Task to carry out: Every line below should be copied exactly; drop the pictures.

Stored rows:

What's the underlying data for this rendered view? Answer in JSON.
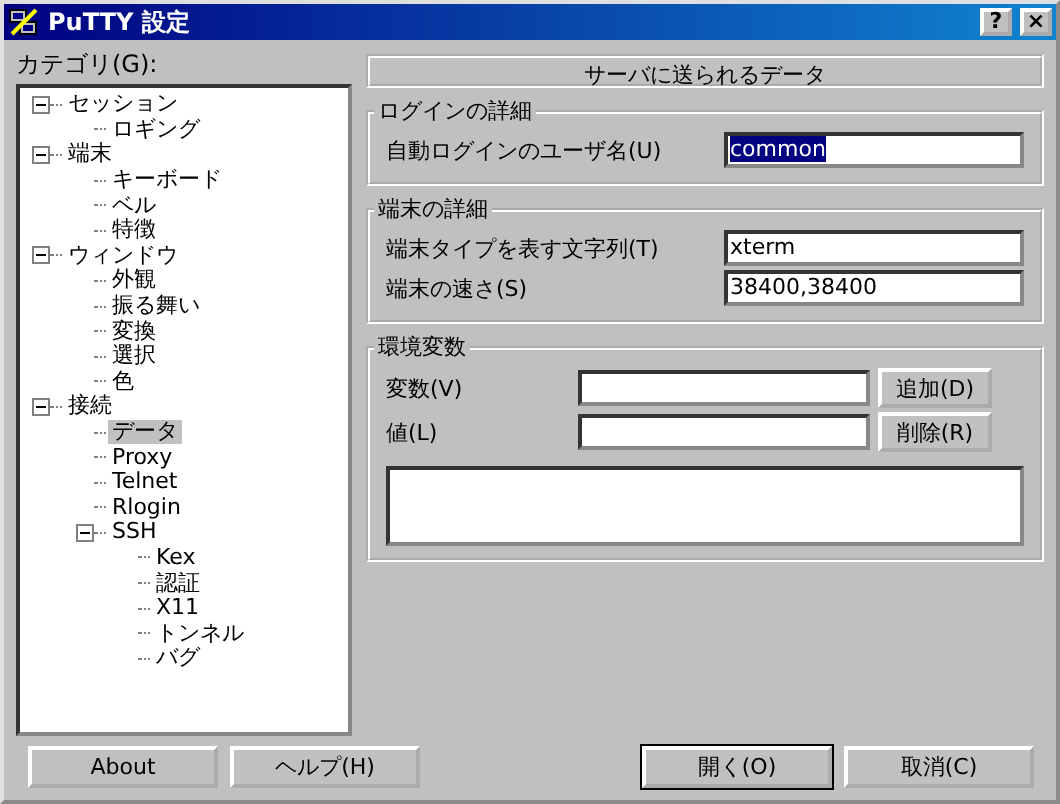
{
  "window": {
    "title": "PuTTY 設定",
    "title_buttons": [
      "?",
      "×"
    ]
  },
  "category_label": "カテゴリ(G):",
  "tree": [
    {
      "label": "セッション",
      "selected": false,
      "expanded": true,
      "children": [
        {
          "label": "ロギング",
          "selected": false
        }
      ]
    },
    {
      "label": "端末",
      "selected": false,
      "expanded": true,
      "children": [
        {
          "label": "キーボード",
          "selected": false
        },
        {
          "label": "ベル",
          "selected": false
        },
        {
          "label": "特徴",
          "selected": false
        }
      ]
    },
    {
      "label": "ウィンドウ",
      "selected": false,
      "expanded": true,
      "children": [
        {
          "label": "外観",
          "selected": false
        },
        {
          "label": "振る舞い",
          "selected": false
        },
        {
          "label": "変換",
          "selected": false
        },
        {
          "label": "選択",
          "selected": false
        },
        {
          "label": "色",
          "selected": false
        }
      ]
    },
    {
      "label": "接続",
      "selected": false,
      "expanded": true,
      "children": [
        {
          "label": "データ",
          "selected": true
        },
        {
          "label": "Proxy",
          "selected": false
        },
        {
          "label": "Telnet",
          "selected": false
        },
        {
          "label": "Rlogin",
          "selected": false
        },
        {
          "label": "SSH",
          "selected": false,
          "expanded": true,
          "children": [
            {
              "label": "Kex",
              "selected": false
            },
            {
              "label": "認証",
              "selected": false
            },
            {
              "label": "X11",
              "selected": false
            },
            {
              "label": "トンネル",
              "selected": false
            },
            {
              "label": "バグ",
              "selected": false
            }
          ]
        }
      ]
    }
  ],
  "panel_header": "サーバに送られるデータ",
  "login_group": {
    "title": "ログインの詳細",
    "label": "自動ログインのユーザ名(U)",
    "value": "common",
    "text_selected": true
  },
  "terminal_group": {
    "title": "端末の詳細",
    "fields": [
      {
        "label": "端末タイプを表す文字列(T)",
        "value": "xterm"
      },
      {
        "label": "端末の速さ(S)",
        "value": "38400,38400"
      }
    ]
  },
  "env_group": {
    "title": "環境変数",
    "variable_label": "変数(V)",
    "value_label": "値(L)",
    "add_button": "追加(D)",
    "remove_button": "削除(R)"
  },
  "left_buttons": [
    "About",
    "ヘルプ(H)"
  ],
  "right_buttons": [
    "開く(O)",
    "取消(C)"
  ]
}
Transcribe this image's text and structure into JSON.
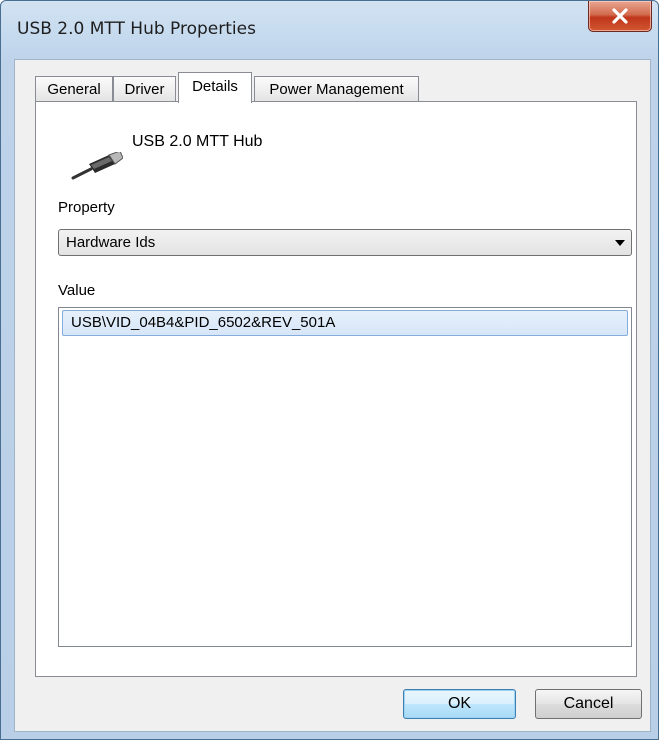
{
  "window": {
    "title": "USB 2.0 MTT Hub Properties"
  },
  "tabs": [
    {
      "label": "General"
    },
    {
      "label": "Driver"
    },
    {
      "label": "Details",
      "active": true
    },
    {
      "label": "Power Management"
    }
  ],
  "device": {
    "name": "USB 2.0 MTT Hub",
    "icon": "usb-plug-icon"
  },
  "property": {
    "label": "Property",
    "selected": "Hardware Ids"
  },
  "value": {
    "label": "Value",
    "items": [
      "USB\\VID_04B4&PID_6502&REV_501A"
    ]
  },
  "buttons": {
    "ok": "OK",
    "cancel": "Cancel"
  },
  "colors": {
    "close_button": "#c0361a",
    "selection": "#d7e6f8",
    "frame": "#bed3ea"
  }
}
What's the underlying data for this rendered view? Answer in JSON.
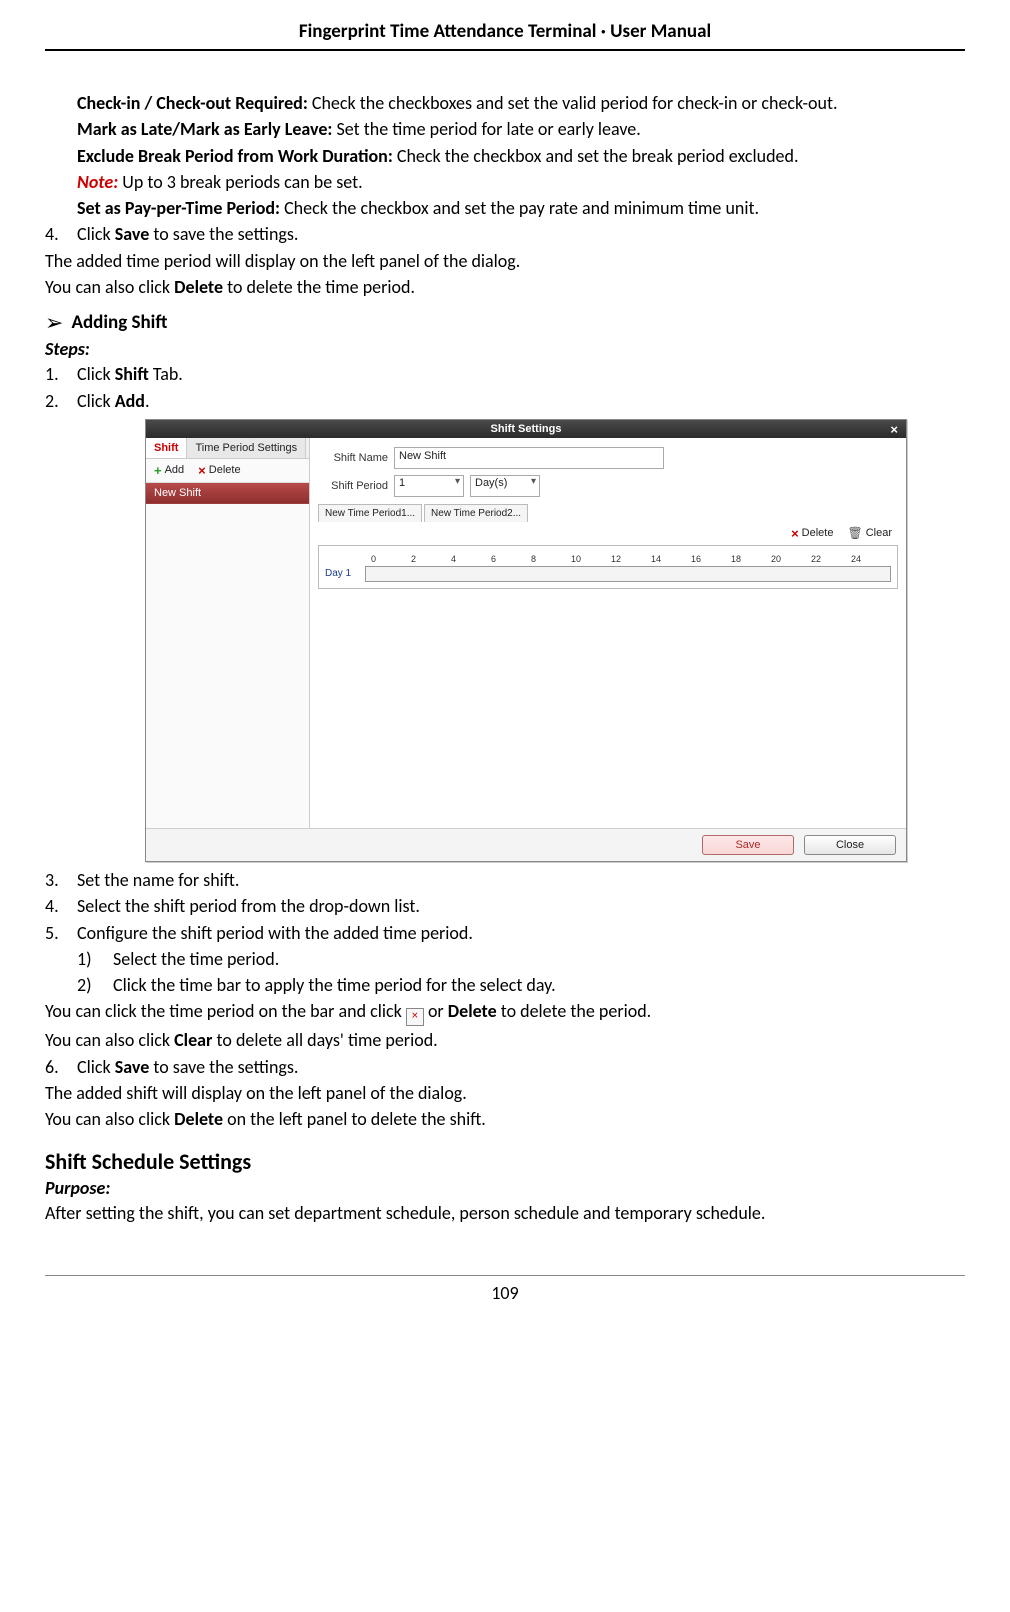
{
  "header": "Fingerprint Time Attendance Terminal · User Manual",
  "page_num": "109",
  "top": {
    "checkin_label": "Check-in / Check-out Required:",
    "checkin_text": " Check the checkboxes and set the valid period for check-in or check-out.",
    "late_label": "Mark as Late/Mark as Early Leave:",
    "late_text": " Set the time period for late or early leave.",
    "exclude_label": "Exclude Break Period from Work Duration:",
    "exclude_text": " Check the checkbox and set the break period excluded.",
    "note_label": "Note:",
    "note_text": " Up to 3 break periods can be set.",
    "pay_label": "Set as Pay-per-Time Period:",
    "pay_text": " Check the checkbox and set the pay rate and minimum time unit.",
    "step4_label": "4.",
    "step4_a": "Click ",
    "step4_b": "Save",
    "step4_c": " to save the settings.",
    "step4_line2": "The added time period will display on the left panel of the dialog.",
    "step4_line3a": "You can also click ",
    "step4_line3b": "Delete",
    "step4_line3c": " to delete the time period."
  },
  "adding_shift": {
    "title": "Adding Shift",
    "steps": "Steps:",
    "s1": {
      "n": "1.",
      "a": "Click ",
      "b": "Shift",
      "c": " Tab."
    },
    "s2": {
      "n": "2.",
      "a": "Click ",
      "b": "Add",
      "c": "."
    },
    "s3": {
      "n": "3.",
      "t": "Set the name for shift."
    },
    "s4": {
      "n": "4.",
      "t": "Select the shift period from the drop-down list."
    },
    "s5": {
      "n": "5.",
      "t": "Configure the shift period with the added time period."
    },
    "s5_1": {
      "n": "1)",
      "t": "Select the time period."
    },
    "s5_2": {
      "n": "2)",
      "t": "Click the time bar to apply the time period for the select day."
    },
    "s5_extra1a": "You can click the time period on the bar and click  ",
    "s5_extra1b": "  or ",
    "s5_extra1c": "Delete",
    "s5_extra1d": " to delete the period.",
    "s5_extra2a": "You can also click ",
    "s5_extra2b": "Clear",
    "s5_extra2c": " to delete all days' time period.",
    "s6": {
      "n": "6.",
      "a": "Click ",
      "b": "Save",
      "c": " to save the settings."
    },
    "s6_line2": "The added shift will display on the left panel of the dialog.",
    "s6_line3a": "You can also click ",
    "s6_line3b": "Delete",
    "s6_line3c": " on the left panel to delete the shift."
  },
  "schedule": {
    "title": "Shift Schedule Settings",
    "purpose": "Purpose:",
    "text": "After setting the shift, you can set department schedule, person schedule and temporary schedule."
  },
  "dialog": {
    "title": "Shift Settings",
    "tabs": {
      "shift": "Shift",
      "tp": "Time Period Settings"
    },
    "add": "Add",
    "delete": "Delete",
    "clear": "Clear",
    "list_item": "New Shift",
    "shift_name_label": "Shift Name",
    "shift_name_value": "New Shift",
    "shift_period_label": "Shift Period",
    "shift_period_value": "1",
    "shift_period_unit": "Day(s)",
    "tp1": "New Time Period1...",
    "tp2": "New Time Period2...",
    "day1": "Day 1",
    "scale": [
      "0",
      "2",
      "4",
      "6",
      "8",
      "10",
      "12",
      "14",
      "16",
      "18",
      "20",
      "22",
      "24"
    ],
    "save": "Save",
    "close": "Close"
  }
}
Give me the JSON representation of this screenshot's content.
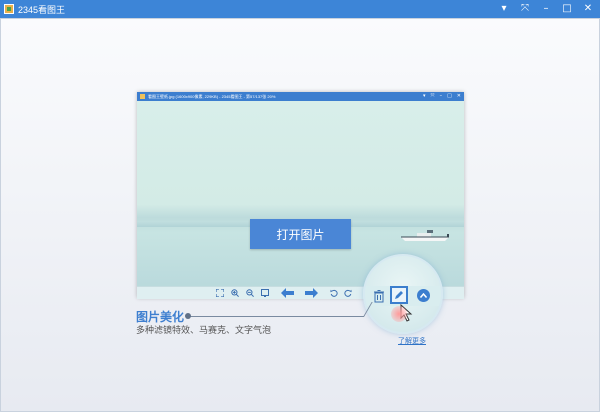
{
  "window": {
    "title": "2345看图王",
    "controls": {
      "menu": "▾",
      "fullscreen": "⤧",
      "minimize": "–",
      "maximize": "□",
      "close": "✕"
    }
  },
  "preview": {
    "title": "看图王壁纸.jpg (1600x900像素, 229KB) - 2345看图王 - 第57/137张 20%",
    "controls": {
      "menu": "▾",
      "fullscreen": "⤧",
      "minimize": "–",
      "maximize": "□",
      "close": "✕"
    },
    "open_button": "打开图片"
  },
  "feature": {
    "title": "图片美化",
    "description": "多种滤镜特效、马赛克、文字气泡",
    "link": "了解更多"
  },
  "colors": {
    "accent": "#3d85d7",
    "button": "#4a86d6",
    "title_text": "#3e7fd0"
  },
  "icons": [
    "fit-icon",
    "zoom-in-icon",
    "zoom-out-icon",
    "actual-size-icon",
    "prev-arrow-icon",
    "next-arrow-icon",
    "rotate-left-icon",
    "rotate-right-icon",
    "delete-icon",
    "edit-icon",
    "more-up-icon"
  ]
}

Completed exercise:
What's the underlying data for this rendered view? Answer in JSON.
{
  "window": {
    "title": "PuTTY 設定",
    "title_buttons": [
      "?",
      "×"
    ]
  },
  "category_label": "カテゴリ(G):",
  "tree": [
    {
      "label": "セッション",
      "selected": false,
      "expanded": true,
      "children": [
        {
          "label": "ロギング",
          "selected": false
        }
      ]
    },
    {
      "label": "端末",
      "selected": false,
      "expanded": true,
      "children": [
        {
          "label": "キーボード",
          "selected": false
        },
        {
          "label": "ベル",
          "selected": false
        },
        {
          "label": "特徴",
          "selected": false
        }
      ]
    },
    {
      "label": "ウィンドウ",
      "selected": false,
      "expanded": true,
      "children": [
        {
          "label": "外観",
          "selected": false
        },
        {
          "label": "振る舞い",
          "selected": false
        },
        {
          "label": "変換",
          "selected": false
        },
        {
          "label": "選択",
          "selected": false
        },
        {
          "label": "色",
          "selected": false
        }
      ]
    },
    {
      "label": "接続",
      "selected": false,
      "expanded": true,
      "children": [
        {
          "label": "データ",
          "selected": true
        },
        {
          "label": "Proxy",
          "selected": false
        },
        {
          "label": "Telnet",
          "selected": false
        },
        {
          "label": "Rlogin",
          "selected": false
        },
        {
          "label": "SSH",
          "selected": false,
          "expanded": true,
          "children": [
            {
              "label": "Kex",
              "selected": false
            },
            {
              "label": "認証",
              "selected": false
            },
            {
              "label": "X11",
              "selected": false
            },
            {
              "label": "トンネル",
              "selected": false
            },
            {
              "label": "バグ",
              "selected": false
            }
          ]
        }
      ]
    }
  ],
  "panel_header": "サーバに送られるデータ",
  "login_group": {
    "title": "ログインの詳細",
    "label": "自動ログインのユーザ名(U)",
    "value": "common",
    "text_selected": true
  },
  "terminal_group": {
    "title": "端末の詳細",
    "fields": [
      {
        "label": "端末タイプを表す文字列(T)",
        "value": "xterm"
      },
      {
        "label": "端末の速さ(S)",
        "value": "38400,38400"
      }
    ]
  },
  "env_group": {
    "title": "環境変数",
    "variable_label": "変数(V)",
    "value_label": "値(L)",
    "add_button": "追加(D)",
    "remove_button": "削除(R)"
  },
  "left_buttons": [
    "About",
    "ヘルプ(H)"
  ],
  "right_buttons": [
    "開く(O)",
    "取消(C)"
  ]
}
Transcribe this image's text and structure into JSON.
{
  "window": {
    "title": "USB 2.0 MTT Hub Properties"
  },
  "tabs": [
    {
      "label": "General"
    },
    {
      "label": "Driver"
    },
    {
      "label": "Details",
      "active": true
    },
    {
      "label": "Power Management"
    }
  ],
  "device": {
    "name": "USB 2.0 MTT Hub",
    "icon": "usb-plug-icon"
  },
  "property": {
    "label": "Property",
    "selected": "Hardware Ids"
  },
  "value": {
    "label": "Value",
    "items": [
      "USB\\VID_04B4&PID_6502&REV_501A"
    ]
  },
  "buttons": {
    "ok": "OK",
    "cancel": "Cancel"
  },
  "colors": {
    "close_button": "#c0361a",
    "selection": "#d7e6f8",
    "frame": "#bed3ea"
  }
}
What's the underlying data for this rendered view? Answer in JSON.
{
  "header": "Fingerprint Time Attendance Terminal · User Manual",
  "page_num": "109",
  "top": {
    "checkin_label": "Check-in / Check-out Required:",
    "checkin_text": " Check the checkboxes and set the valid period for check-in or check-out.",
    "late_label": "Mark as Late/Mark as Early Leave:",
    "late_text": " Set the time period for late or early leave.",
    "exclude_label": "Exclude Break Period from Work Duration:",
    "exclude_text": " Check the checkbox and set the break period excluded.",
    "note_label": "Note:",
    "note_text": " Up to 3 break periods can be set.",
    "pay_label": "Set as Pay-per-Time Period:",
    "pay_text": " Check the checkbox and set the pay rate and minimum time unit.",
    "step4_label": "4.",
    "step4_a": "Click ",
    "step4_b": "Save",
    "step4_c": " to save the settings.",
    "step4_line2": "The added time period will display on the left panel of the dialog.",
    "step4_line3a": "You can also click ",
    "step4_line3b": "Delete",
    "step4_line3c": " to delete the time period."
  },
  "adding_shift": {
    "title": "Adding Shift",
    "steps": "Steps:",
    "s1": {
      "n": "1.",
      "a": "Click ",
      "b": "Shift",
      "c": " Tab."
    },
    "s2": {
      "n": "2.",
      "a": "Click ",
      "b": "Add",
      "c": "."
    },
    "s3": {
      "n": "3.",
      "t": "Set the name for shift."
    },
    "s4": {
      "n": "4.",
      "t": "Select the shift period from the drop-down list."
    },
    "s5": {
      "n": "5.",
      "t": "Configure the shift period with the added time period."
    },
    "s5_1": {
      "n": "1)",
      "t": "Select the time period."
    },
    "s5_2": {
      "n": "2)",
      "t": "Click the time bar to apply the time period for the select day."
    },
    "s5_extra1a": "You can click the time period on the bar and click  ",
    "s5_extra1b": "  or ",
    "s5_extra1c": "Delete",
    "s5_extra1d": " to delete the period.",
    "s5_extra2a": "You can also click ",
    "s5_extra2b": "Clear",
    "s5_extra2c": " to delete all days' time period.",
    "s6": {
      "n": "6.",
      "a": "Click ",
      "b": "Save",
      "c": " to save the settings."
    },
    "s6_line2": "The added shift will display on the left panel of the dialog.",
    "s6_line3a": "You can also click ",
    "s6_line3b": "Delete",
    "s6_line3c": " on the left panel to delete the shift."
  },
  "schedule": {
    "title": "Shift Schedule Settings",
    "purpose": "Purpose:",
    "text": "After setting the shift, you can set department schedule, person schedule and temporary schedule."
  },
  "dialog": {
    "title": "Shift Settings",
    "tabs": {
      "shift": "Shift",
      "tp": "Time Period Settings"
    },
    "add": "Add",
    "delete": "Delete",
    "clear": "Clear",
    "list_item": "New Shift",
    "shift_name_label": "Shift Name",
    "shift_name_value": "New Shift",
    "shift_period_label": "Shift Period",
    "shift_period_value": "1",
    "shift_period_unit": "Day(s)",
    "tp1": "New Time Period1...",
    "tp2": "New Time Period2...",
    "day1": "Day 1",
    "scale": [
      "0",
      "2",
      "4",
      "6",
      "8",
      "10",
      "12",
      "14",
      "16",
      "18",
      "20",
      "22",
      "24"
    ],
    "save": "Save",
    "close": "Close"
  }
}
Give me the JSON representation of this screenshot's content.
{
  "window": {
    "title": "2345看图王",
    "controls": {
      "menu": "▾",
      "fullscreen": "⤧",
      "minimize": "–",
      "maximize": "□",
      "close": "✕"
    }
  },
  "preview": {
    "title": "看图王壁纸.jpg (1600x900像素, 229KB) - 2345看图王 - 第57/137张 20%",
    "controls": {
      "menu": "▾",
      "fullscreen": "⤧",
      "minimize": "–",
      "maximize": "□",
      "close": "✕"
    },
    "open_button": "打开图片"
  },
  "feature": {
    "title": "图片美化",
    "description": "多种滤镜特效、马赛克、文字气泡",
    "link": "了解更多"
  },
  "colors": {
    "accent": "#3d85d7",
    "button": "#4a86d6",
    "title_text": "#3e7fd0"
  },
  "icons": [
    "fit-icon",
    "zoom-in-icon",
    "zoom-out-icon",
    "actual-size-icon",
    "prev-arrow-icon",
    "next-arrow-icon",
    "rotate-left-icon",
    "rotate-right-icon",
    "delete-icon",
    "edit-icon",
    "more-up-icon"
  ]
}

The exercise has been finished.